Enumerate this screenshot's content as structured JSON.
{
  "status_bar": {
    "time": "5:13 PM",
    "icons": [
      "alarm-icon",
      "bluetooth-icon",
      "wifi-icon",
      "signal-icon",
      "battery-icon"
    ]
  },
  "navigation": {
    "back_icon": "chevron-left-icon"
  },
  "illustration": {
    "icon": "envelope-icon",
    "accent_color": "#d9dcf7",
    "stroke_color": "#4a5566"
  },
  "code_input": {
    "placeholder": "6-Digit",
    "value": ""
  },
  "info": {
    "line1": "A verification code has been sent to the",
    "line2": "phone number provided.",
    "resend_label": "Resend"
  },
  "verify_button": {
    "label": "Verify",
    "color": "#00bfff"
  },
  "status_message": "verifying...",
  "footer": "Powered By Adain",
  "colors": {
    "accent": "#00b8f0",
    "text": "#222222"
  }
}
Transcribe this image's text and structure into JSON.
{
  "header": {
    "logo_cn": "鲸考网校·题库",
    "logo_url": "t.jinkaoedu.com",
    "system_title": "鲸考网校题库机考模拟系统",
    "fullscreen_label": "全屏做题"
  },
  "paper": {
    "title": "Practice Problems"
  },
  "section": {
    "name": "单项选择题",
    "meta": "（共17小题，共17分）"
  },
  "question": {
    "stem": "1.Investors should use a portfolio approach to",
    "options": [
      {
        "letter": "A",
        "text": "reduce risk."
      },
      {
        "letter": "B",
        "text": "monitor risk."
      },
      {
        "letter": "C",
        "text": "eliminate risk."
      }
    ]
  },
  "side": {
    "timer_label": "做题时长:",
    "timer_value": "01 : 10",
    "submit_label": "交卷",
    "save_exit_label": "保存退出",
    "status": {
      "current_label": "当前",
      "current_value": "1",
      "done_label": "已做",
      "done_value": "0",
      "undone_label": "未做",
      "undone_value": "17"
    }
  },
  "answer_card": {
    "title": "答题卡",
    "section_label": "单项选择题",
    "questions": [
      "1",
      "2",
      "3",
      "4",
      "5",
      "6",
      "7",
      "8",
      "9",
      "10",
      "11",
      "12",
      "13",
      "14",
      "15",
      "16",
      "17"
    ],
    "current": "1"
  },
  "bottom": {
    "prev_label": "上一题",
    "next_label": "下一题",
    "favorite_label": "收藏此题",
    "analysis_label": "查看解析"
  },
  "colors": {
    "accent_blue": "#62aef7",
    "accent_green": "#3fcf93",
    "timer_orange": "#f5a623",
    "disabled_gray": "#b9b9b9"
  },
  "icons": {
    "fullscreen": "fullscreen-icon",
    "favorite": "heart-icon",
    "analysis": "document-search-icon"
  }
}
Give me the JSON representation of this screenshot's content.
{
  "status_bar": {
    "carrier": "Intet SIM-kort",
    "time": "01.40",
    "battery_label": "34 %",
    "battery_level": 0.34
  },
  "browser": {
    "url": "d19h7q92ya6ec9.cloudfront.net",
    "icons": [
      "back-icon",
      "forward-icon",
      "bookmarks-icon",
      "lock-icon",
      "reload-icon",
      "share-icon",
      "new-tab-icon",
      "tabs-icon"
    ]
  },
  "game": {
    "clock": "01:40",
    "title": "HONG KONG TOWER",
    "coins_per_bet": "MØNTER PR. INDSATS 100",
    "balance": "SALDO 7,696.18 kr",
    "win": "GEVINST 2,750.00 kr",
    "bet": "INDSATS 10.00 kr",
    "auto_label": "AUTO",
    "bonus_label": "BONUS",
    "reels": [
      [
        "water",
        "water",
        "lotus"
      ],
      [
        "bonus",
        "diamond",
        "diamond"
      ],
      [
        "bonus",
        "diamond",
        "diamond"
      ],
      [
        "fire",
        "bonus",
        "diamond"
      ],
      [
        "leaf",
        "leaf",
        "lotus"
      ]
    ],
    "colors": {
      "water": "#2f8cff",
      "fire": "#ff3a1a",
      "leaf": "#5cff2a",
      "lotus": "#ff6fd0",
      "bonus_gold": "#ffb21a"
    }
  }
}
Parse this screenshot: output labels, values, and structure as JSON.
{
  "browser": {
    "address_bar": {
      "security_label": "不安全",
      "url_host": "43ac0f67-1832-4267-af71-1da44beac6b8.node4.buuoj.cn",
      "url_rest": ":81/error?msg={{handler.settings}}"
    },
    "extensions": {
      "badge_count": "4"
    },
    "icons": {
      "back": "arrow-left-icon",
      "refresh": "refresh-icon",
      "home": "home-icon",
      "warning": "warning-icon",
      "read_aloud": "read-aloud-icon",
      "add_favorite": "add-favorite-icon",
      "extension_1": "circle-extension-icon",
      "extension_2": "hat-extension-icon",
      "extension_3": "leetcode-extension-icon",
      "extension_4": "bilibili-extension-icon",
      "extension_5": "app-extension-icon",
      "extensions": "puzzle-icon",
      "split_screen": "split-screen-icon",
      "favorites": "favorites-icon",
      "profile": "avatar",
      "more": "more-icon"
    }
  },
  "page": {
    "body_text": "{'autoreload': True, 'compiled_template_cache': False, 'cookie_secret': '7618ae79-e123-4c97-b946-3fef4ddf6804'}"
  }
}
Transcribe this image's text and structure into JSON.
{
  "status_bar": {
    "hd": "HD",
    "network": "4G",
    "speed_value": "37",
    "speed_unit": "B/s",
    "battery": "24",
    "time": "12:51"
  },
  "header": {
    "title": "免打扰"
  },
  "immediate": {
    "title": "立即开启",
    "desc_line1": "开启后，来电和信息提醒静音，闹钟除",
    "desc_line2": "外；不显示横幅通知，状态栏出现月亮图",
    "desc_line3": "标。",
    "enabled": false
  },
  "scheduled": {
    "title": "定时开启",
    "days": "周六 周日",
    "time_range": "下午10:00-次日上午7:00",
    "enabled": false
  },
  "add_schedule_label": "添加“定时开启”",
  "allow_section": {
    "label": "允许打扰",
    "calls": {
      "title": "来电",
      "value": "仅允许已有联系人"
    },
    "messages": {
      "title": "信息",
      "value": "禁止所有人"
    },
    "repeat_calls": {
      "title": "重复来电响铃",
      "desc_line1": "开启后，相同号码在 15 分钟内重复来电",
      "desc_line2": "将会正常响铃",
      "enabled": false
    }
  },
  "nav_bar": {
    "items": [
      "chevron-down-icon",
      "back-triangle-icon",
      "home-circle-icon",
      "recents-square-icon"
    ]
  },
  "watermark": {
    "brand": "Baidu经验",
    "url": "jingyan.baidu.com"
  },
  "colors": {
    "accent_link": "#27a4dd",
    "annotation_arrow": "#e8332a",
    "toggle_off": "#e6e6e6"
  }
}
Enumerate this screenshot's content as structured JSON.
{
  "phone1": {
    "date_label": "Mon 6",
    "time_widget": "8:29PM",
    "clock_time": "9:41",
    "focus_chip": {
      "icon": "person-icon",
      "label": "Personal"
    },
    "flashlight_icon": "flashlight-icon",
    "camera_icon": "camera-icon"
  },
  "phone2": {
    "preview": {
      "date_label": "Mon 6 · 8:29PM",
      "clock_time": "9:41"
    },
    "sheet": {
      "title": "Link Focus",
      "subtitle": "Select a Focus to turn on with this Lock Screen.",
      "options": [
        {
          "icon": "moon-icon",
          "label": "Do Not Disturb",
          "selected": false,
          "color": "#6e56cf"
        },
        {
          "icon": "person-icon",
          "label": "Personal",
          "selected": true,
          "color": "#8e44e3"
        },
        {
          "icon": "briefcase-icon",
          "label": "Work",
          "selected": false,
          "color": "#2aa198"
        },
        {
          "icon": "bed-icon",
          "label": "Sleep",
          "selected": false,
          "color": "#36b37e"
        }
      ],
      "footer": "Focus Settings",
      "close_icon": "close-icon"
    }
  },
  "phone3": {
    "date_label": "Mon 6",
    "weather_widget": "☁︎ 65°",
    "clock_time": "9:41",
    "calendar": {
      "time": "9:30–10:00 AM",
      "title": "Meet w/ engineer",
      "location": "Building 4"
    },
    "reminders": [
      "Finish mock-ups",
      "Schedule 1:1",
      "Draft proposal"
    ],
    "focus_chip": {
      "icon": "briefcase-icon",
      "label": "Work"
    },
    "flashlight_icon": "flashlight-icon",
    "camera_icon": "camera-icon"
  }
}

#####

> WHAT THE TASK REQUIRES: From the entries above, list each line with "screenshot" in it.

> CORRECT OUTPUT:
Enumerate this screenshot's content as structured JSON.
Give me the JSON representation of this screenshot's content.
Parse this screenshot: output labels, values, and structure as JSON.
Enumerate this screenshot's content as structured JSON.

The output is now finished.